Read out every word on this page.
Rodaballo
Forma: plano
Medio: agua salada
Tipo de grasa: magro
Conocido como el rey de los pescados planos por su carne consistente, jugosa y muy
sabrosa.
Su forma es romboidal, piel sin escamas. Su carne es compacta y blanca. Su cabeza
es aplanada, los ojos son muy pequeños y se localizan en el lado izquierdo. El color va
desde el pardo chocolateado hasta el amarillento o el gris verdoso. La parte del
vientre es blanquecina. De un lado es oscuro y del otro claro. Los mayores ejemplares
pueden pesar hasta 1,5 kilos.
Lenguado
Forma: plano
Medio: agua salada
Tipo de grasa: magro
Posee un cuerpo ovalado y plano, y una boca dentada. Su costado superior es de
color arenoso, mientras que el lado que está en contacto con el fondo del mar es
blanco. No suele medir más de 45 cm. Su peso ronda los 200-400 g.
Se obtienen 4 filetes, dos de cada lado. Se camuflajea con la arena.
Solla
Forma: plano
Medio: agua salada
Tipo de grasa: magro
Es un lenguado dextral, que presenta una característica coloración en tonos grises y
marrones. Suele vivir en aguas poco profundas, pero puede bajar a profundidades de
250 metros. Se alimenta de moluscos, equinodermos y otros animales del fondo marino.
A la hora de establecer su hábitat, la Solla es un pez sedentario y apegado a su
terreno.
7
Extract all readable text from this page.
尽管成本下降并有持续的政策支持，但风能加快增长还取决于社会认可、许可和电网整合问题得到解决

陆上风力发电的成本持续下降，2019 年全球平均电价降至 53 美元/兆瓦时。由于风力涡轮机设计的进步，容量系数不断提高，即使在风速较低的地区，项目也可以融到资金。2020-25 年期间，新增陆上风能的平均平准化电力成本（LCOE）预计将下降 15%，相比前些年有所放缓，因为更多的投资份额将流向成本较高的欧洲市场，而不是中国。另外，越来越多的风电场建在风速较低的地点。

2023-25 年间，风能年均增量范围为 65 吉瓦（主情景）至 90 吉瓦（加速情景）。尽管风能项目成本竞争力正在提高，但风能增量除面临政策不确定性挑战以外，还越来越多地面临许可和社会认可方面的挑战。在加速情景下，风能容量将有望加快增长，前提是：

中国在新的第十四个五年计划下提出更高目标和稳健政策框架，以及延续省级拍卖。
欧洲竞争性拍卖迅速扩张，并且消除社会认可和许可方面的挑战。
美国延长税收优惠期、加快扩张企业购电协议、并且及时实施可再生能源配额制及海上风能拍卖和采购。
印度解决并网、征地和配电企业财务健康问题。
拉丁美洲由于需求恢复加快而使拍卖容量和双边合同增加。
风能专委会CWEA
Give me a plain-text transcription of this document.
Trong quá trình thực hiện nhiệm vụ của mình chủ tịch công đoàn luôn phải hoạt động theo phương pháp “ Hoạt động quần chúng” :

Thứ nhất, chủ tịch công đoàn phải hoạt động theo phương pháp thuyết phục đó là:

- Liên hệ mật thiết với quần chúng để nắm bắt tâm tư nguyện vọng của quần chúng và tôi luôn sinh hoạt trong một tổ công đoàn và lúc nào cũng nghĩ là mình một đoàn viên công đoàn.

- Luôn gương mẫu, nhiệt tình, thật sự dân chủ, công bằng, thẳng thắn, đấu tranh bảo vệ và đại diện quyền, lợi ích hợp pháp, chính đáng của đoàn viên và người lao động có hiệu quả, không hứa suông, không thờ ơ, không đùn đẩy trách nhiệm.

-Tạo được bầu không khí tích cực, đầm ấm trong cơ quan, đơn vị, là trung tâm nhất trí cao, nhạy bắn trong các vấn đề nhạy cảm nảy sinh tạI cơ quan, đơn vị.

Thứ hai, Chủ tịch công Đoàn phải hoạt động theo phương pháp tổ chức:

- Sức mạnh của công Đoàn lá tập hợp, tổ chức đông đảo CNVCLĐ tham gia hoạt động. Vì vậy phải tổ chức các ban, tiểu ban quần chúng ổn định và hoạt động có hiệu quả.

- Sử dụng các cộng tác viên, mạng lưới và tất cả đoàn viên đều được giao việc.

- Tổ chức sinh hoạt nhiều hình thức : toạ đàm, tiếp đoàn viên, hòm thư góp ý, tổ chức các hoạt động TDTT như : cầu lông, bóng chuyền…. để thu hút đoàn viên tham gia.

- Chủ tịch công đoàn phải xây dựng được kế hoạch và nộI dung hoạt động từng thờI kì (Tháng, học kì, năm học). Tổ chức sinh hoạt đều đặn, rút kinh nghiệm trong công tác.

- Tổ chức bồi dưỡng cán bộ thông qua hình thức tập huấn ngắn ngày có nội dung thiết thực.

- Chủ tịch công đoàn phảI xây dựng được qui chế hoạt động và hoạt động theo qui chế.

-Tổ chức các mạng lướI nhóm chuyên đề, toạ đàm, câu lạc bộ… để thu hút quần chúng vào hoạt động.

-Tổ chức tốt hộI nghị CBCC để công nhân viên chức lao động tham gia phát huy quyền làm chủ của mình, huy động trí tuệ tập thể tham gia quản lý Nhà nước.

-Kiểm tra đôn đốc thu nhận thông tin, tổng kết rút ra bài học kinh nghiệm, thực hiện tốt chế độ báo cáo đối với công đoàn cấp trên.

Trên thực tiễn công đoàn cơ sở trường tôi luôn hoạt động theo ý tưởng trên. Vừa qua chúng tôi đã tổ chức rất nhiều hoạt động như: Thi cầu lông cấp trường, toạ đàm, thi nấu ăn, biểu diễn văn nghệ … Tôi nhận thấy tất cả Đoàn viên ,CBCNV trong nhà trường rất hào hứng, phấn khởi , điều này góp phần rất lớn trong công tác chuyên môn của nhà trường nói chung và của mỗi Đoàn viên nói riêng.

REQUIRED TASK: Transcribe the full listing above without leaving anything out.

RESPONSE BELOW:
Read out every word on this page.
Rodaballo
Forma: plano
Medio: agua salada
Tipo de grasa: magro
Conocido como el rey de los pescados planos por su carne consistente, jugosa y muy
sabrosa.
Su forma es romboidal, piel sin escamas. Su carne es compacta y blanca. Su cabeza
es aplanada, los ojos son muy pequeños y se localizan en el lado izquierdo. El color va
desde el pardo chocolateado hasta el amarillento o el gris verdoso. La parte del
vientre es blanquecina. De un lado es oscuro y del otro claro. Los mayores ejemplares
pueden pesar hasta 1,5 kilos.
Lenguado
Forma: plano
Medio: agua salada
Tipo de grasa: magro
Posee un cuerpo ovalado y plano, y una boca dentada. Su costado superior es de
color arenoso, mientras que el lado que está en contacto con el fondo del mar es
blanco. No suele medir más de 45 cm. Su peso ronda los 200-400 g.
Se obtienen 4 filetes, dos de cada lado. Se camuflajea con la arena.
Solla
Forma: plano
Medio: agua salada
Tipo de grasa: magro
Es un lenguado dextral, que presenta una característica coloración en tonos grises y
marrones. Suele vivir en aguas poco profundas, pero puede bajar a profundidades de
250 metros. Se alimenta de moluscos, equinodermos y otros animales del fondo marino.
A la hora de establecer su hábitat, la Solla es un pez sedentario y apegado a su
terreno.
7
Extract all readable text from this page.
尽管成本下降并有持续的政策支持，但风能加快增长还取决于社会认可、许可和电网整合问题得到解决

陆上风力发电的成本持续下降，2019 年全球平均电价降至 53 美元/兆瓦时。由于风力涡轮机设计的进步，容量系数不断提高，即使在风速较低的地区，项目也可以融到资金。2020-25 年期间，新增陆上风能的平均平准化电力成本（LCOE）预计将下降 15%，相比前些年有所放缓，因为更多的投资份额将流向成本较高的欧洲市场，而不是中国。另外，越来越多的风电场建在风速较低的地点。

2023-25 年间，风能年均增量范围为 65 吉瓦（主情景）至 90 吉瓦（加速情景）。尽管风能项目成本竞争力正在提高，但风能增量除面临政策不确定性挑战以外，还越来越多地面临许可和社会认可方面的挑战。在加速情景下，风能容量将有望加快增长，前提是：

中国在新的第十四个五年计划下提出更高目标和稳健政策框架，以及延续省级拍卖。
欧洲竞争性拍卖迅速扩张，并且消除社会认可和许可方面的挑战。
美国延长税收优惠期、加快扩张企业购电协议、并且及时实施可再生能源配额制及海上风能拍卖和采购。
印度解决并网、征地和配电企业财务健康问题。
拉丁美洲由于需求恢复加快而使拍卖容量和双边合同增加。
风能专委会CWEA
Give me a plain-text transcription of this document.
Trong quá trình thực hiện nhiệm vụ của mình chủ tịch công đoàn luôn phải hoạt động theo phương pháp “ Hoạt động quần chúng” :

Thứ nhất, chủ tịch công đoàn phải hoạt động theo phương pháp thuyết phục đó là:

- Liên hệ mật thiết với quần chúng để nắm bắt tâm tư nguyện vọng của quần chúng và tôi luôn sinh hoạt trong một tổ công đoàn và lúc nào cũng nghĩ là mình một đoàn viên công đoàn.

- Luôn gương mẫu, nhiệt tình, thật sự dân chủ, công bằng, thẳng thắn, đấu tranh bảo vệ và đại diện quyền, lợi ích hợp pháp, chính đáng của đoàn viên và người lao động có hiệu quả, không hứa suông, không thờ ơ, không đùn đẩy trách nhiệm.

-Tạo được bầu không khí tích cực, đầm ấm trong cơ quan, đơn vị, là trung tâm nhất trí cao, nhạy bắn trong các vấn đề nhạy cảm nảy sinh tạI cơ quan, đơn vị.

Thứ hai, Chủ tịch công Đoàn phải hoạt động theo phương pháp tổ chức:

- Sức mạnh của công Đoàn lá tập hợp, tổ chức đông đảo CNVCLĐ tham gia hoạt động. Vì vậy phải tổ chức các ban, tiểu ban quần chúng ổn định và hoạt động có hiệu quả.

- Sử dụng các cộng tác viên, mạng lưới và tất cả đoàn viên đều được giao việc.

- Tổ chức sinh hoạt nhiều hình thức : toạ đàm, tiếp đoàn viên, hòm thư góp ý, tổ chức các hoạt động TDTT như : cầu lông, bóng chuyền…. để thu hút đoàn viên tham gia.

- Chủ tịch công đoàn phải xây dựng được kế hoạch và nộI dung hoạt động từng thờI kì (Tháng, học kì, năm học). Tổ chức sinh hoạt đều đặn, rút kinh nghiệm trong công tác.

- Tổ chức bồi dưỡng cán bộ thông qua hình thức tập huấn ngắn ngày có nội dung thiết thực.

- Chủ tịch công đoàn phảI xây dựng được qui chế hoạt động và hoạt động theo qui chế.

-Tổ chức các mạng lướI nhóm chuyên đề, toạ đàm, câu lạc bộ… để thu hút quần chúng vào hoạt động.

-Tổ chức tốt hộI nghị CBCC để công nhân viên chức lao động tham gia phát huy quyền làm chủ của mình, huy động trí tuệ tập thể tham gia quản lý Nhà nước.

-Kiểm tra đôn đốc thu nhận thông tin, tổng kết rút ra bài học kinh nghiệm, thực hiện tốt chế độ báo cáo đối với công đoàn cấp trên.

Trên thực tiễn công đoàn cơ sở trường tôi luôn hoạt động theo ý tưởng trên. Vừa qua chúng tôi đã tổ chức rất nhiều hoạt động như: Thi cầu lông cấp trường, toạ đàm, thi nấu ăn, biểu diễn văn nghệ … Tôi nhận thấy tất cả Đoàn viên ,CBCNV trong nhà trường rất hào hứng, phấn khởi , điều này góp phần rất lớn trong công tác chuyên môn của nhà trường nói chung và của mỗi Đoàn viên nói riêng.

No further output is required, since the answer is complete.